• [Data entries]
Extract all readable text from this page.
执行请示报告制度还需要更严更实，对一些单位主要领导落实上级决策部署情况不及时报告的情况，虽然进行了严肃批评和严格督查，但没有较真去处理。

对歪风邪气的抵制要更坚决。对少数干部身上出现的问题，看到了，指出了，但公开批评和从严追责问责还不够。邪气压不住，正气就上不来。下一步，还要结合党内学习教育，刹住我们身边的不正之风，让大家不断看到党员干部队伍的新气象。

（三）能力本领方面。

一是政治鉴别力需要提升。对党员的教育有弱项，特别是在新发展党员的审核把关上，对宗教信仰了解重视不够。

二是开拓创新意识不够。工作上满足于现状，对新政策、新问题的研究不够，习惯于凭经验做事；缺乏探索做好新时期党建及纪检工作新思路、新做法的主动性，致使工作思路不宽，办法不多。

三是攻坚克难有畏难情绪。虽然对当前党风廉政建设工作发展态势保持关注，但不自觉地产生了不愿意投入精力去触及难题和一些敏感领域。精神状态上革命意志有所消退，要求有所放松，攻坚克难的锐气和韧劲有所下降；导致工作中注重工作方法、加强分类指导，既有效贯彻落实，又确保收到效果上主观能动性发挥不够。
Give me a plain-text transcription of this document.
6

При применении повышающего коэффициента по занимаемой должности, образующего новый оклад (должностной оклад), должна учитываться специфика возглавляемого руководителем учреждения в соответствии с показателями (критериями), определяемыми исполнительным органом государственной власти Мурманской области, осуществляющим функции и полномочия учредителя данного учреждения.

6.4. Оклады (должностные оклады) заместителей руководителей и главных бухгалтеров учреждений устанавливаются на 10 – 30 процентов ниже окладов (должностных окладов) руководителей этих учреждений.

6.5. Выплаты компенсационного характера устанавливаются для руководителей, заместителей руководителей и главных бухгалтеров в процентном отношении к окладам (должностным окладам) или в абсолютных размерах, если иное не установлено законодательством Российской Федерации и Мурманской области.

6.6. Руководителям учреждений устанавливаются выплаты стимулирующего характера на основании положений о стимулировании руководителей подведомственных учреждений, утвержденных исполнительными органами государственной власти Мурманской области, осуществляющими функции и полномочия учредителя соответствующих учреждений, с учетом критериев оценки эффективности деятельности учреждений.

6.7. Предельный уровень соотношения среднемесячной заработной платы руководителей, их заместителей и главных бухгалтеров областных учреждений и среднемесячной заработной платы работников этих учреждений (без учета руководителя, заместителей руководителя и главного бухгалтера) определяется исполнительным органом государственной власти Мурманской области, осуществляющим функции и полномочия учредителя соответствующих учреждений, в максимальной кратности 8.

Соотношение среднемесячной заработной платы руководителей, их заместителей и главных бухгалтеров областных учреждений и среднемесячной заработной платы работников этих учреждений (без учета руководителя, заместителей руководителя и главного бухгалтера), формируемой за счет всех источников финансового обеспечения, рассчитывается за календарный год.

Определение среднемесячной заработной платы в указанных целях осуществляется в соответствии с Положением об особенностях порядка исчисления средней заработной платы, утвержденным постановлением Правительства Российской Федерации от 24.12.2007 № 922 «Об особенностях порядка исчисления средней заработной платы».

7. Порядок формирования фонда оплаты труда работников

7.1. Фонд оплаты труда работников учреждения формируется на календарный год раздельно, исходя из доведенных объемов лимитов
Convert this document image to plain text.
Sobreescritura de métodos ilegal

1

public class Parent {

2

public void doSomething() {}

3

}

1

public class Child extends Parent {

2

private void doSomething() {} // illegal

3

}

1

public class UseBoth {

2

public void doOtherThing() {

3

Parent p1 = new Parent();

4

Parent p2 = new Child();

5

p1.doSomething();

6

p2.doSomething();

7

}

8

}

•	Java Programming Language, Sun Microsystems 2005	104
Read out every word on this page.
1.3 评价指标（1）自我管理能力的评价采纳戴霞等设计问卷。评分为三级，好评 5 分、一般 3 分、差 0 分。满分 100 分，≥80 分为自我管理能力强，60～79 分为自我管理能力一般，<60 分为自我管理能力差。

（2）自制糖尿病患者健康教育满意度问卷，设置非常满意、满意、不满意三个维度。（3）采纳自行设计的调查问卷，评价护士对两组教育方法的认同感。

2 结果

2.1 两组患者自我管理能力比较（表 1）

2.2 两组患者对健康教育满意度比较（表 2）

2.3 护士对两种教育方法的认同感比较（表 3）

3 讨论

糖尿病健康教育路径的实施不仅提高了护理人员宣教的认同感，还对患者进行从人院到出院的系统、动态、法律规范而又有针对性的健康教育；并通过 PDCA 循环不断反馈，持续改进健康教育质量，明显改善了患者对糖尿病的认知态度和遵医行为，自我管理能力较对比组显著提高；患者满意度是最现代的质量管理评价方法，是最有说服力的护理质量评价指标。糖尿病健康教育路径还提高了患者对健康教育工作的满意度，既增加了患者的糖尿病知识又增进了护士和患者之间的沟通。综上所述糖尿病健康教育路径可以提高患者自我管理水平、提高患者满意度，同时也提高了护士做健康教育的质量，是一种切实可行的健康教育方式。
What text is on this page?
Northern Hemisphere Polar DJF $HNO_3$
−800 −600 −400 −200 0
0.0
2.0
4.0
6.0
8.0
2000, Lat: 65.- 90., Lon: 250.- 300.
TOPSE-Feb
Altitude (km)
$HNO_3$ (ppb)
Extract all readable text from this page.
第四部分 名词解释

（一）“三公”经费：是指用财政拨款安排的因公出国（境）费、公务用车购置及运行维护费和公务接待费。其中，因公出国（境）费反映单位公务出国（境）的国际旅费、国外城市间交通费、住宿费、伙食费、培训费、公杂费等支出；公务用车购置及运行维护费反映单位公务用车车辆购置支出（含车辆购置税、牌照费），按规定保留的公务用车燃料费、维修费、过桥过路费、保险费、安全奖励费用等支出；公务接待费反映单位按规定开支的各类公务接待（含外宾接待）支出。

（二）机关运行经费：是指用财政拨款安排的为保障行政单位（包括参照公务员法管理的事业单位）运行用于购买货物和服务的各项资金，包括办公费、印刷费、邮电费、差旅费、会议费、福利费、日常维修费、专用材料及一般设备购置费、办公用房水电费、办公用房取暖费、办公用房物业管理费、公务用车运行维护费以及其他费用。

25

• [Your goal] Copy out the lines starting at the one containing "What text is on this page?" and ending with the last line of the entries. Include nothing else.

• [Result]
What text is on this page?
Northern Hemisphere Polar DJF $HNO_3$
−800 −600 −400 −200 0
0.0
2.0
4.0
6.0
8.0
2000, Lat: 65.- 90., Lon: 250.- 300.
TOPSE-Feb
Altitude (km)
$HNO_3$ (ppb)
Extract all readable text from this page.
第四部分 名词解释

（一）“三公”经费：是指用财政拨款安排的因公出国（境）费、公务用车购置及运行维护费和公务接待费。其中，因公出国（境）费反映单位公务出国（境）的国际旅费、国外城市间交通费、住宿费、伙食费、培训费、公杂费等支出；公务用车购置及运行维护费反映单位公务用车车辆购置支出（含车辆购置税、牌照费），按规定保留的公务用车燃料费、维修费、过桥过路费、保险费、安全奖励费用等支出；公务接待费反映单位按规定开支的各类公务接待（含外宾接待）支出。

（二）机关运行经费：是指用财政拨款安排的为保障行政单位（包括参照公务员法管理的事业单位）运行用于购买货物和服务的各项资金，包括办公费、印刷费、邮电费、差旅费、会议费、福利费、日常维修费、专用材料及一般设备购置费、办公用房水电费、办公用房取暖费、办公用房物业管理费、公务用车运行维护费以及其他费用。

25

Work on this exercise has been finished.